> _DATA LINES_
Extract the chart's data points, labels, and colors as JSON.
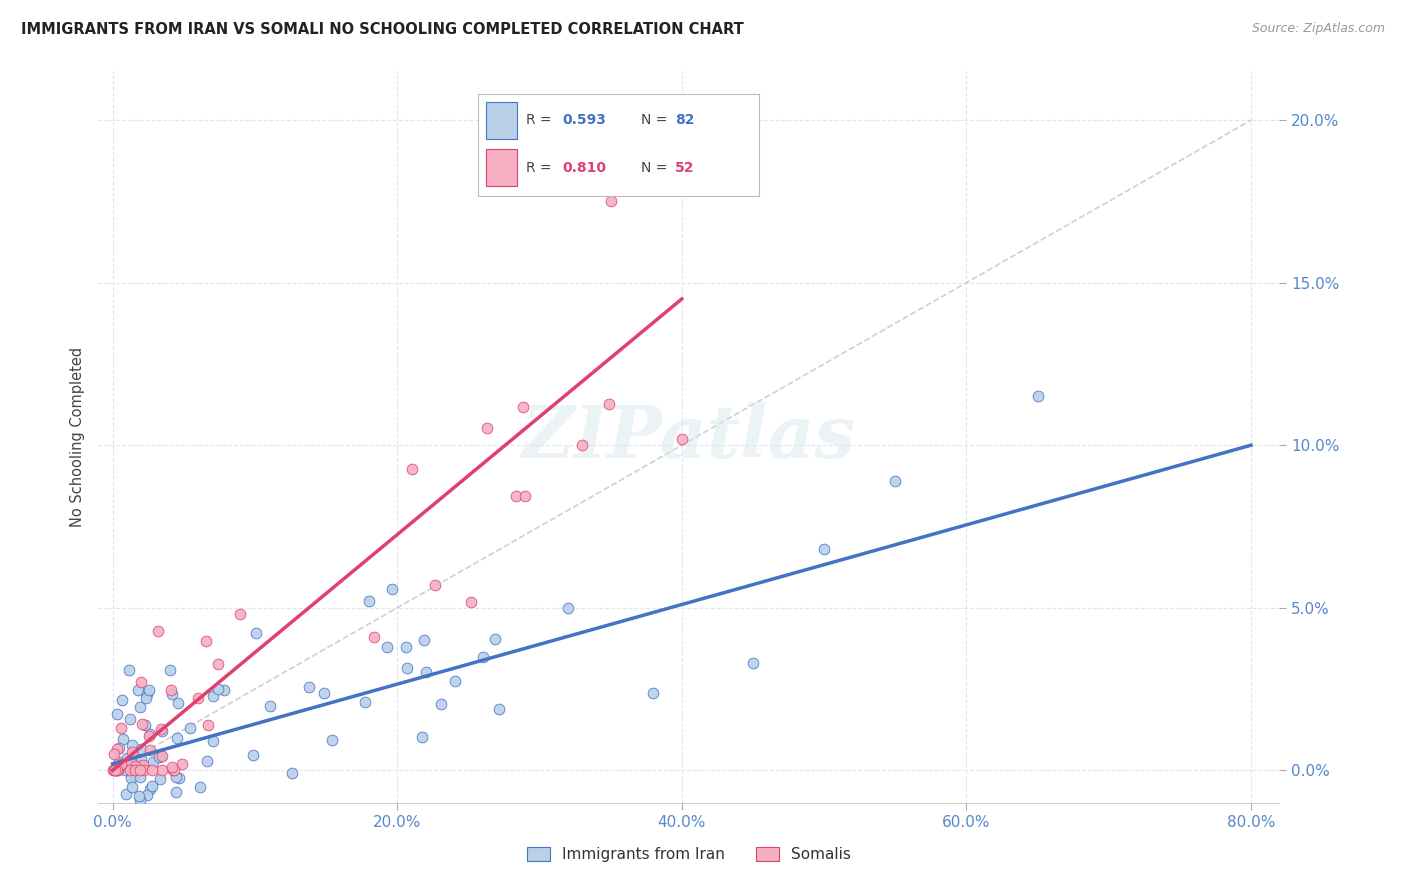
{
  "title": "IMMIGRANTS FROM IRAN VS SOMALI NO SCHOOLING COMPLETED CORRELATION CHART",
  "source": "Source: ZipAtlas.com",
  "ylabel": "No Schooling Completed",
  "ytick_values": [
    0.0,
    5.0,
    10.0,
    15.0,
    20.0
  ],
  "xtick_values": [
    0.0,
    20.0,
    40.0,
    60.0,
    80.0
  ],
  "xlim": [
    -1.0,
    82.0
  ],
  "ylim": [
    -1.0,
    21.5
  ],
  "iran_R": 0.593,
  "iran_N": 82,
  "somali_R": 0.81,
  "somali_N": 52,
  "iran_color": "#b8d0e8",
  "somali_color": "#f4b0c0",
  "iran_line_color": "#4472c4",
  "somali_line_color": "#e04070",
  "diagonal_color": "#c8c8c8",
  "background_color": "#ffffff",
  "iran_line_x0": 0.0,
  "iran_line_y0": 0.2,
  "iran_line_x1": 80.0,
  "iran_line_y1": 10.0,
  "somali_line_x0": 0.0,
  "somali_line_y0": 0.0,
  "somali_line_x1": 40.0,
  "somali_line_y1": 14.5
}
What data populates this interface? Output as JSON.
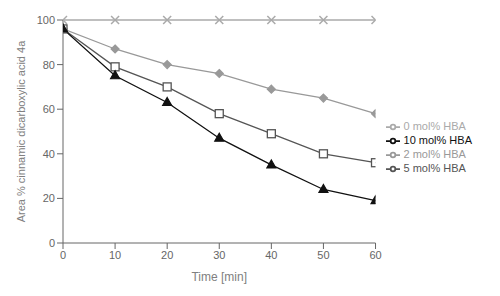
{
  "chart_data": {
    "type": "line",
    "xlabel": "Time [min]",
    "ylabel": "Area % cinnamic dicarboxylic acid 4a",
    "x": [
      0,
      10,
      20,
      30,
      40,
      50,
      60
    ],
    "xlim": [
      0,
      60
    ],
    "ylim": [
      0,
      100
    ],
    "xticks": [
      0,
      10,
      20,
      30,
      40,
      50,
      60
    ],
    "yticks": [
      0,
      20,
      40,
      60,
      80,
      100
    ],
    "grid": false,
    "legend": "right",
    "series": [
      {
        "name": "0 mol% HBA",
        "color": "#aaaaaa",
        "marker": "x",
        "values": [
          100,
          100,
          100,
          100,
          100,
          100,
          100
        ]
      },
      {
        "name": "2 mol% HBA",
        "color": "#999999",
        "marker": "diamond",
        "values": [
          96,
          87,
          80,
          76,
          69,
          65,
          58
        ]
      },
      {
        "name": "5 mol% HBA",
        "color": "#555555",
        "marker": "open square",
        "values": [
          96,
          79,
          70,
          58,
          49,
          40,
          36
        ]
      },
      {
        "name": "10 mol% HBA",
        "color": "#111111",
        "marker": "triangle",
        "values": [
          96,
          75,
          63,
          47,
          35,
          24,
          19
        ]
      }
    ]
  }
}
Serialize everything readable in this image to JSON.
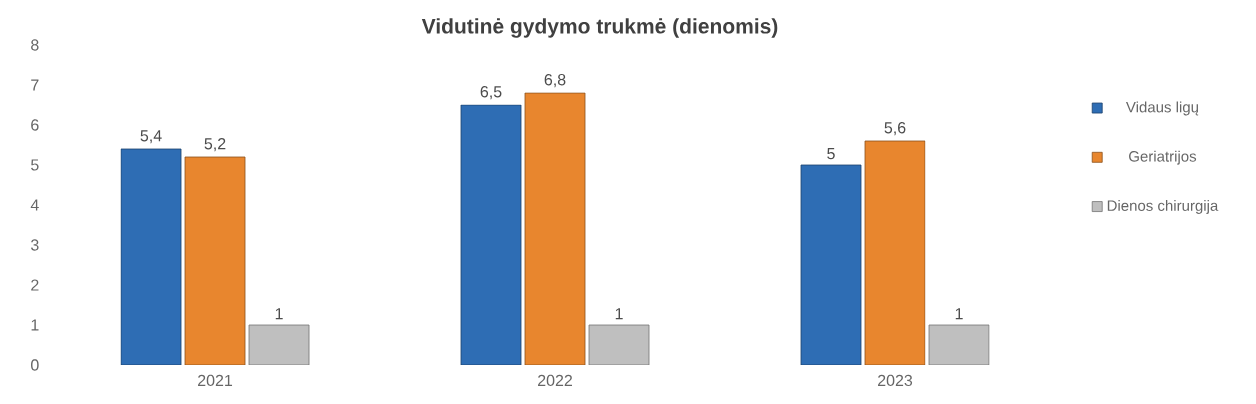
{
  "chart_data": {
    "type": "bar",
    "title": "Vidutinė gydymo trukmė (dienomis)",
    "categories": [
      "2021",
      "2022",
      "2023"
    ],
    "series": [
      {
        "name": "Vidaus ligų",
        "color": "#2e6db4",
        "values": [
          5.4,
          6.5,
          5
        ],
        "value_labels": [
          "5,4",
          "6,5",
          "5"
        ]
      },
      {
        "name": "Geriatrijos",
        "color": "#e8862e",
        "values": [
          5.2,
          6.8,
          5.6
        ],
        "value_labels": [
          "5,2",
          "6,8",
          "5,6"
        ]
      },
      {
        "name": "Dienos chirurgija",
        "color": "#bfbfbf",
        "values": [
          1,
          1,
          1
        ],
        "value_labels": [
          "1",
          "1",
          "1"
        ]
      }
    ],
    "ylim": [
      0,
      8
    ],
    "yticks": [
      0,
      1,
      2,
      3,
      4,
      5,
      6,
      7,
      8
    ],
    "legend": "right",
    "grid": false
  }
}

> _EXERCISE DESCRIPTION_
Answer only with how many lines in the records include "marker".

> _CORRECT RESULT_
4